--- Begin ---

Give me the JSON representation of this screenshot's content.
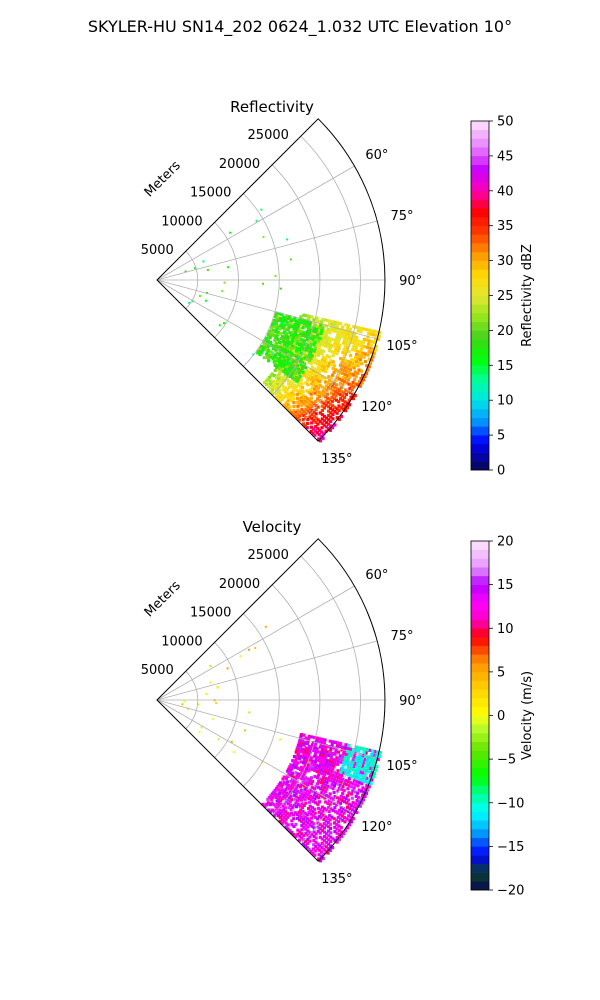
{
  "suptitle": "SKYLER-HU  SN14_202  0624_1.032 UTC Elevation 10°",
  "chart_data": [
    {
      "type": "polar-sector",
      "title": "Reflectivity",
      "radial_label": "Meters",
      "r_ticks": [
        "5000",
        "10000",
        "15000",
        "20000",
        "25000"
      ],
      "theta_ticks": [
        "60°",
        "75°",
        "90°",
        "105°",
        "120°",
        "135°"
      ],
      "theta_range_deg": [
        45,
        135
      ],
      "r_range_m": [
        0,
        28000
      ],
      "colorbar": {
        "label": "Reflectivity dBZ",
        "range": [
          0,
          50
        ],
        "ticks": [
          "0",
          "5",
          "10",
          "15",
          "20",
          "25",
          "30",
          "35",
          "40",
          "45",
          "50"
        ]
      },
      "echo_regions": [
        {
          "theta_deg": [
            103,
            135
          ],
          "r_m": [
            18000,
            28000
          ],
          "dbz_range": [
            20,
            35
          ],
          "description": "main echo band"
        },
        {
          "theta_deg": [
            105,
            126
          ],
          "r_m": [
            15000,
            21000
          ],
          "dbz_range": [
            15,
            22
          ]
        }
      ]
    },
    {
      "type": "polar-sector",
      "title": "Velocity",
      "radial_label": "Meters",
      "r_ticks": [
        "5000",
        "10000",
        "15000",
        "20000",
        "25000"
      ],
      "theta_ticks": [
        "60°",
        "75°",
        "90°",
        "105°",
        "120°",
        "135°"
      ],
      "theta_range_deg": [
        45,
        135
      ],
      "r_range_m": [
        0,
        28000
      ],
      "colorbar": {
        "label": "Velocity (m/s)",
        "range": [
          -20,
          20
        ],
        "ticks": [
          "−20",
          "−15",
          "−10",
          "−5",
          "0",
          "5",
          "10",
          "15",
          "20"
        ]
      },
      "echo_regions": [
        {
          "theta_deg": [
            103,
            135
          ],
          "r_m": [
            18000,
            28000
          ],
          "vel_range": [
            10,
            16
          ]
        },
        {
          "theta_deg": [
            103,
            112
          ],
          "r_m": [
            24000,
            28000
          ],
          "vel_range": [
            -12,
            -9
          ]
        }
      ]
    }
  ]
}
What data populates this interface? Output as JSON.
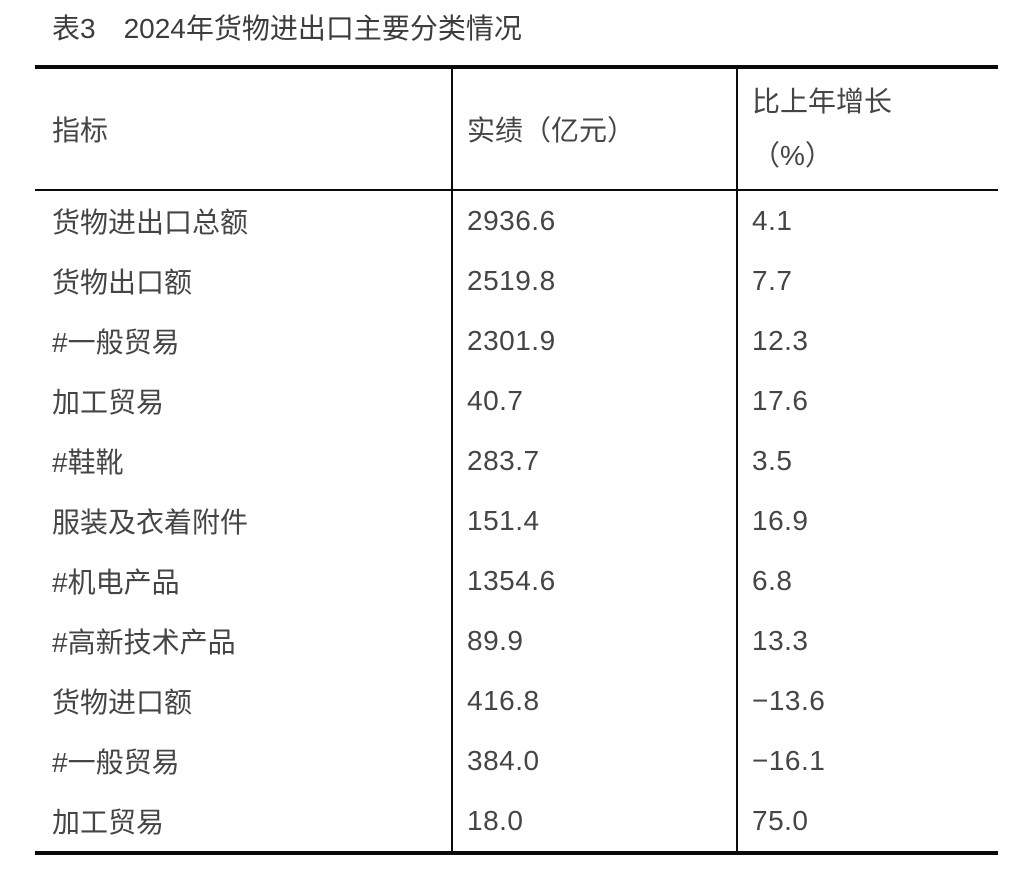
{
  "title": "表3　2024年货物进出口主要分类情况",
  "colors": {
    "background": "#ffffff",
    "text": "#454545",
    "rule": "#0b0b0b"
  },
  "table": {
    "headers": {
      "indicator": "指标",
      "value": "实绩（亿元）",
      "growth_line1": "比上年增长",
      "growth_line2": "（%）"
    },
    "rows": [
      {
        "indicator": "货物进出口总额",
        "value": "2936.6",
        "growth": "4.1"
      },
      {
        "indicator": "货物出口额",
        "value": "2519.8",
        "growth": "7.7"
      },
      {
        "indicator": "#一般贸易",
        "value": "2301.9",
        "growth": "12.3"
      },
      {
        "indicator": "加工贸易",
        "value": "40.7",
        "growth": "17.6"
      },
      {
        "indicator": "#鞋靴",
        "value": "283.7",
        "growth": "3.5"
      },
      {
        "indicator": "服装及衣着附件",
        "value": "151.4",
        "growth": "16.9"
      },
      {
        "indicator": "#机电产品",
        "value": "1354.6",
        "growth": "6.8"
      },
      {
        "indicator": "#高新技术产品",
        "value": "89.9",
        "growth": "13.3"
      },
      {
        "indicator": "货物进口额",
        "value": "416.8",
        "growth": "−13.6"
      },
      {
        "indicator": "#一般贸易",
        "value": "384.0",
        "growth": "−16.1"
      },
      {
        "indicator": "加工贸易",
        "value": "18.0",
        "growth": "75.0"
      }
    ]
  }
}
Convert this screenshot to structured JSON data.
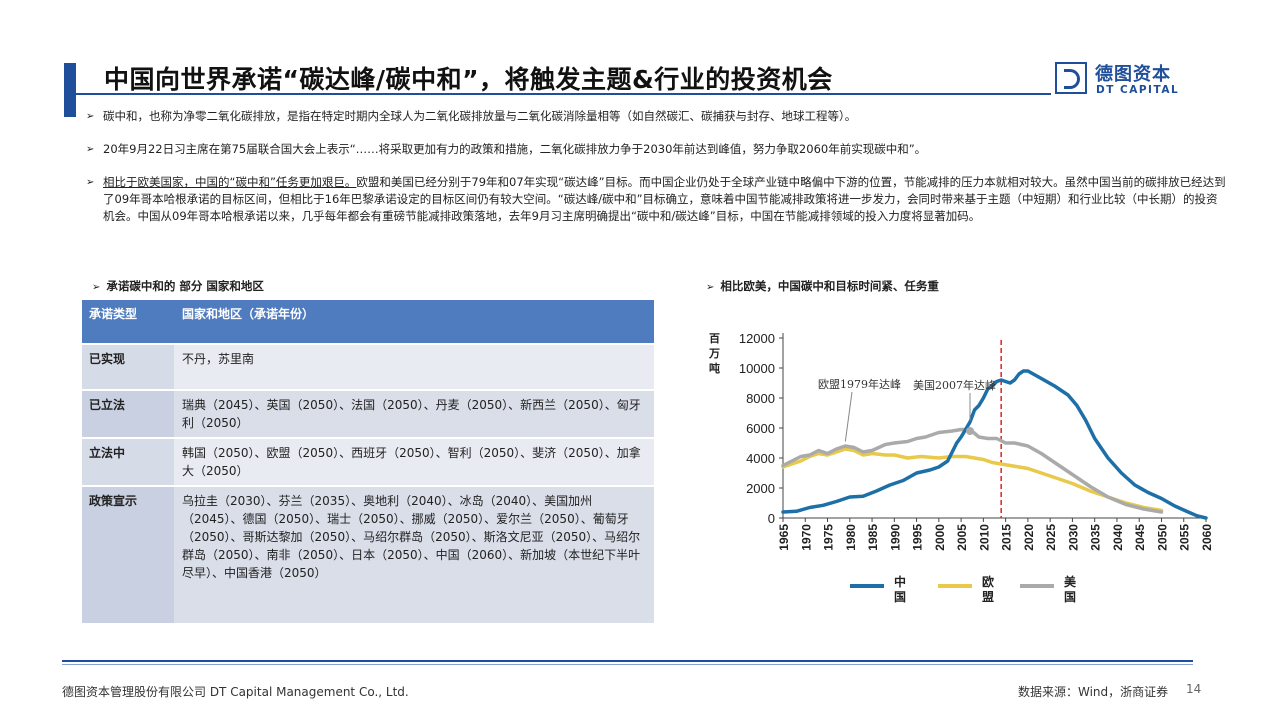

--- End ---

Reproduce each line word for word and drop the pictures.

Give me the JSON representation of this screenshot's content.
{
  "suptitle": "SKYLER-HU  SN14_202  0624_1.032 UTC Elevation 10°",
  "chart_data": [
    {
      "type": "polar-sector",
      "title": "Reflectivity",
      "radial_label": "Meters",
      "r_ticks": [
        "5000",
        "10000",
        "15000",
        "20000",
        "25000"
      ],
      "theta_ticks": [
        "60°",
        "75°",
        "90°",
        "105°",
        "120°",
        "135°"
      ],
      "theta_range_deg": [
        45,
        135
      ],
      "r_range_m": [
        0,
        28000
      ],
      "colorbar": {
        "label": "Reflectivity dBZ",
        "range": [
          0,
          50
        ],
        "ticks": [
          "0",
          "5",
          "10",
          "15",
          "20",
          "25",
          "30",
          "35",
          "40",
          "45",
          "50"
        ]
      },
      "echo_regions": [
        {
          "theta_deg": [
            103,
            135
          ],
          "r_m": [
            18000,
            28000
          ],
          "dbz_range": [
            20,
            35
          ],
          "description": "main echo band"
        },
        {
          "theta_deg": [
            105,
            126
          ],
          "r_m": [
            15000,
            21000
          ],
          "dbz_range": [
            15,
            22
          ]
        }
      ]
    },
    {
      "type": "polar-sector",
      "title": "Velocity",
      "radial_label": "Meters",
      "r_ticks": [
        "5000",
        "10000",
        "15000",
        "20000",
        "25000"
      ],
      "theta_ticks": [
        "60°",
        "75°",
        "90°",
        "105°",
        "120°",
        "135°"
      ],
      "theta_range_deg": [
        45,
        135
      ],
      "r_range_m": [
        0,
        28000
      ],
      "colorbar": {
        "label": "Velocity (m/s)",
        "range": [
          -20,
          20
        ],
        "ticks": [
          "−20",
          "−15",
          "−10",
          "−5",
          "0",
          "5",
          "10",
          "15",
          "20"
        ]
      },
      "echo_regions": [
        {
          "theta_deg": [
            103,
            135
          ],
          "r_m": [
            18000,
            28000
          ],
          "vel_range": [
            10,
            16
          ]
        },
        {
          "theta_deg": [
            103,
            112
          ],
          "r_m": [
            24000,
            28000
          ],
          "vel_range": [
            -12,
            -9
          ]
        }
      ]
    }
  ]
}
What data populates this interface? Output as JSON.
{
  "title": "表3　2024年货物进出口主要分类情况",
  "colors": {
    "background": "#ffffff",
    "text": "#454545",
    "rule": "#0b0b0b"
  },
  "table": {
    "headers": {
      "indicator": "指标",
      "value": "实绩（亿元）",
      "growth_line1": "比上年增长",
      "growth_line2": "（%）"
    },
    "rows": [
      {
        "indicator": "货物进出口总额",
        "value": "2936.6",
        "growth": "4.1"
      },
      {
        "indicator": "货物出口额",
        "value": "2519.8",
        "growth": "7.7"
      },
      {
        "indicator": "#一般贸易",
        "value": "2301.9",
        "growth": "12.3"
      },
      {
        "indicator": "加工贸易",
        "value": "40.7",
        "growth": "17.6"
      },
      {
        "indicator": "#鞋靴",
        "value": "283.7",
        "growth": "3.5"
      },
      {
        "indicator": "服装及衣着附件",
        "value": "151.4",
        "growth": "16.9"
      },
      {
        "indicator": "#机电产品",
        "value": "1354.6",
        "growth": "6.8"
      },
      {
        "indicator": "#高新技术产品",
        "value": "89.9",
        "growth": "13.3"
      },
      {
        "indicator": "货物进口额",
        "value": "416.8",
        "growth": "−13.6"
      },
      {
        "indicator": "#一般贸易",
        "value": "384.0",
        "growth": "−16.1"
      },
      {
        "indicator": "加工贸易",
        "value": "18.0",
        "growth": "75.0"
      }
    ]
  }
}
Convert this screenshot to structured JSON data.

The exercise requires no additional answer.